# [Exercise details]
From the listing below, pull out the lines that hold "Pakistan".
begin
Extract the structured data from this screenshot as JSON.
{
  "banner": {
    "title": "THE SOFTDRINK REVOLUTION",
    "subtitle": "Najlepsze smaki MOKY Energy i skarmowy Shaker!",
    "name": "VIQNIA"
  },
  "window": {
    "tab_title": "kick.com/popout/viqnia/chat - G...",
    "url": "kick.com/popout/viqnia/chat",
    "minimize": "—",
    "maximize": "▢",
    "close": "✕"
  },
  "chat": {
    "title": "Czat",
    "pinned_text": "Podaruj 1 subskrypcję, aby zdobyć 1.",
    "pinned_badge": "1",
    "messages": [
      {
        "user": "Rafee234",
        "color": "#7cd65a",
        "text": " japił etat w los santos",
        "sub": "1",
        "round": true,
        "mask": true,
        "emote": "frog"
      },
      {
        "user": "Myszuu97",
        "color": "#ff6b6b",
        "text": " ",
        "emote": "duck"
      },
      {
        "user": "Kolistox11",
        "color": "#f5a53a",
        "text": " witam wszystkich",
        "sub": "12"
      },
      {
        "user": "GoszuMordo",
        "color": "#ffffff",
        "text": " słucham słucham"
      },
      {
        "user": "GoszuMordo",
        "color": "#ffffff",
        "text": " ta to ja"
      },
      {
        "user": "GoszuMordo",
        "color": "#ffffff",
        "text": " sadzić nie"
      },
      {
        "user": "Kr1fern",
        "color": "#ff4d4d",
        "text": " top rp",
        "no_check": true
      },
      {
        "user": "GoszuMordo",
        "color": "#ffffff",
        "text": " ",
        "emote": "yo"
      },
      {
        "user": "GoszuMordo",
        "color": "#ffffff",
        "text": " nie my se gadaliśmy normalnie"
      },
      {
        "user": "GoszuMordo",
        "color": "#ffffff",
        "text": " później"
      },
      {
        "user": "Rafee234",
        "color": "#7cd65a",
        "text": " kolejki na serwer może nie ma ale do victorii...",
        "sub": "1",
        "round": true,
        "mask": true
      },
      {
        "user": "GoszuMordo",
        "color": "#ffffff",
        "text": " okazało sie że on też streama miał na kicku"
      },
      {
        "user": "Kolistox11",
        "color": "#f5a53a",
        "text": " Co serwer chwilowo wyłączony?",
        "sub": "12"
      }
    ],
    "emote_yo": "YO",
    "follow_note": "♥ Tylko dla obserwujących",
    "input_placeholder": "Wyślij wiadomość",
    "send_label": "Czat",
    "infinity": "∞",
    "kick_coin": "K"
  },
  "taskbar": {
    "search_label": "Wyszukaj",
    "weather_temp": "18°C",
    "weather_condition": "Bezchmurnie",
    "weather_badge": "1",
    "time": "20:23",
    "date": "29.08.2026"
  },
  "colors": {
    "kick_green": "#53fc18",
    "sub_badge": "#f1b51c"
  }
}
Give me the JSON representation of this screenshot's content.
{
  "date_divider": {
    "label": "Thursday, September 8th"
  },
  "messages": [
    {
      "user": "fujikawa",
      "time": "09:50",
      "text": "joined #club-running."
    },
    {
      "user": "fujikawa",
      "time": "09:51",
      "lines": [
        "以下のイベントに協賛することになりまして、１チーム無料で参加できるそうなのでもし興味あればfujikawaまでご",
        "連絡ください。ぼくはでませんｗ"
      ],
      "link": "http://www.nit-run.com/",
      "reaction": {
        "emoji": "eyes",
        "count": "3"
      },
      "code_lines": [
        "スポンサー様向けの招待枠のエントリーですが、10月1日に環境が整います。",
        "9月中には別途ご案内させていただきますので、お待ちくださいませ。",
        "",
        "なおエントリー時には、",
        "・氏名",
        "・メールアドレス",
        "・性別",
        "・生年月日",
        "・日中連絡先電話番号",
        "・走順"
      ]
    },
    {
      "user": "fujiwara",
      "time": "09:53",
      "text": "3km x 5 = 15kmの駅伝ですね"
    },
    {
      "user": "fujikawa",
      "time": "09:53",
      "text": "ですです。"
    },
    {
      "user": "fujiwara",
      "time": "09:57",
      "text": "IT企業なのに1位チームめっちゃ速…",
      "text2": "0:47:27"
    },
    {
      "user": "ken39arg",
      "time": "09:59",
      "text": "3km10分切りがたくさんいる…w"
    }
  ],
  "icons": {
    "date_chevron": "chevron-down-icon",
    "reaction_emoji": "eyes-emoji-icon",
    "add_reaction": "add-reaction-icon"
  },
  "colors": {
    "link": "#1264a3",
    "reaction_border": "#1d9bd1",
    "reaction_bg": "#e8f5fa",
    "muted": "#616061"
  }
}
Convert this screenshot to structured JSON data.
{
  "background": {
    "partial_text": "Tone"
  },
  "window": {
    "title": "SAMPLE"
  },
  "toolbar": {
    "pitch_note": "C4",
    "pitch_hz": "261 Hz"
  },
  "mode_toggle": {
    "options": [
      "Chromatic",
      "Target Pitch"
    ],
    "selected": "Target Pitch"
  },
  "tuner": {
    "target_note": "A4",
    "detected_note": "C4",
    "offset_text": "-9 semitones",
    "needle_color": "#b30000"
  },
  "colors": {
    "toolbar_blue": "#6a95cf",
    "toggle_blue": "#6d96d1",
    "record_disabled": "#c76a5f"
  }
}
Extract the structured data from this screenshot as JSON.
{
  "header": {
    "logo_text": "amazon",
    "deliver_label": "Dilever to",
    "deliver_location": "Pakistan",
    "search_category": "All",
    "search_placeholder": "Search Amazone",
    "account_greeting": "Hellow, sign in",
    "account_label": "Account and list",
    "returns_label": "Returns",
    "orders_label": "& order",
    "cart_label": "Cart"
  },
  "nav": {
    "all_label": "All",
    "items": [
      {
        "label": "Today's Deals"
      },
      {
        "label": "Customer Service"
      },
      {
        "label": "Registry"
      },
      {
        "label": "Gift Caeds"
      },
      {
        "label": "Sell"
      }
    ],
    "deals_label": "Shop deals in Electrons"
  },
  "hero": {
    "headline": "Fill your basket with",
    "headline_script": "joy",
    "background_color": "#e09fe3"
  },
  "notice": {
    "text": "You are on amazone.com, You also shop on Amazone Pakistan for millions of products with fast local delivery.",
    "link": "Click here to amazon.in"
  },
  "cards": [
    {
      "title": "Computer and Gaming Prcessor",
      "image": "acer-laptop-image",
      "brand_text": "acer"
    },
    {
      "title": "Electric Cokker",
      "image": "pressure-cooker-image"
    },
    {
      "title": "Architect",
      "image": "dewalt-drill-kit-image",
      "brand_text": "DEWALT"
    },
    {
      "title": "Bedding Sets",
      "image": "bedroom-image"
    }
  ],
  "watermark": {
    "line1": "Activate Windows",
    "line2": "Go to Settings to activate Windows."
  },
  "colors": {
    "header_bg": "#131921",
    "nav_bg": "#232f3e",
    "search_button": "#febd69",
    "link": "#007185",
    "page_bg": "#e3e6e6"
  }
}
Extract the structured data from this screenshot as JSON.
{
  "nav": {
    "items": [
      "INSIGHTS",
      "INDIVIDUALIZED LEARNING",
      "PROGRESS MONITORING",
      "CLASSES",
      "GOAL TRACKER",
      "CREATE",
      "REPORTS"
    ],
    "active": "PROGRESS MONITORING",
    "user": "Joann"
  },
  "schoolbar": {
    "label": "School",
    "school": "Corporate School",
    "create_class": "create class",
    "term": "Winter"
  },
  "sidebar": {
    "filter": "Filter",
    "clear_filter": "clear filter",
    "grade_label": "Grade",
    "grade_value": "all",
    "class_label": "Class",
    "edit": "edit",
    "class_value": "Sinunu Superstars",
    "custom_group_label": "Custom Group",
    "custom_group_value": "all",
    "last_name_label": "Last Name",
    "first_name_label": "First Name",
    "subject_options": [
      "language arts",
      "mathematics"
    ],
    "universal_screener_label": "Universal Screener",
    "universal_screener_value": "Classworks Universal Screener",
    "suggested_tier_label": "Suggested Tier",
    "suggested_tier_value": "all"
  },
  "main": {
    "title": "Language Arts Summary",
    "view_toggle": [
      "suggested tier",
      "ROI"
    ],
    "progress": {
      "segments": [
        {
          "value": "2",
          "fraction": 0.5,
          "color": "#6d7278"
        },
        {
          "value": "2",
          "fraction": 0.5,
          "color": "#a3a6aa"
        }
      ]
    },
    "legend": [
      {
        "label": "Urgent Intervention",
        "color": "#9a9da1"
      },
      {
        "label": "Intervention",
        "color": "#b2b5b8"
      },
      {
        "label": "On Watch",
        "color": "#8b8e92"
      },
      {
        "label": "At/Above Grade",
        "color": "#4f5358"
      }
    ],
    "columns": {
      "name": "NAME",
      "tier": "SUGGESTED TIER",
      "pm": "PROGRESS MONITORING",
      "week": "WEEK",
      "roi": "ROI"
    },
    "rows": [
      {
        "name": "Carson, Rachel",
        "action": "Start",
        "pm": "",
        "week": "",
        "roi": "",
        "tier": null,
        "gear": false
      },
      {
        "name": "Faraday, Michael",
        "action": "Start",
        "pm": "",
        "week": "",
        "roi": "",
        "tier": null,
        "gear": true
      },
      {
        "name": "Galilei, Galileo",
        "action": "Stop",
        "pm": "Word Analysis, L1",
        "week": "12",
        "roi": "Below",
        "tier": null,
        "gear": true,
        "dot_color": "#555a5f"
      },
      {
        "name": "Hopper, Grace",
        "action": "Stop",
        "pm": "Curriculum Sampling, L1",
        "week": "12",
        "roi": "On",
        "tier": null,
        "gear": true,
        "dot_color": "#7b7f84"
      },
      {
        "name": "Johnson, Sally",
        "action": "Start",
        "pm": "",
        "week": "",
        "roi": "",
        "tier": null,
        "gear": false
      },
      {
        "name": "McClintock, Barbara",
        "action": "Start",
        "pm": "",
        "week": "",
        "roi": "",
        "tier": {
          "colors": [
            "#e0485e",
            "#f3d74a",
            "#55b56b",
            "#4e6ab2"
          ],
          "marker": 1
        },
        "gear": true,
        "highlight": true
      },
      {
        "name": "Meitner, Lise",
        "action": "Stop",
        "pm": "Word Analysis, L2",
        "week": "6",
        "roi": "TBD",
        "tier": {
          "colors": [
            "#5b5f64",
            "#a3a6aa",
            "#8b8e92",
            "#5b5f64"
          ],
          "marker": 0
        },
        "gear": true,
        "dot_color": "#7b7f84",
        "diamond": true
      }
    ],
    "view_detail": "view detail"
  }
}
end
# [Answer in full]
    "deliver_location": "Pakistan",
    "text": "You are on amazone.com, You also shop on Amazone Pakistan for millions of products with fast local delivery.",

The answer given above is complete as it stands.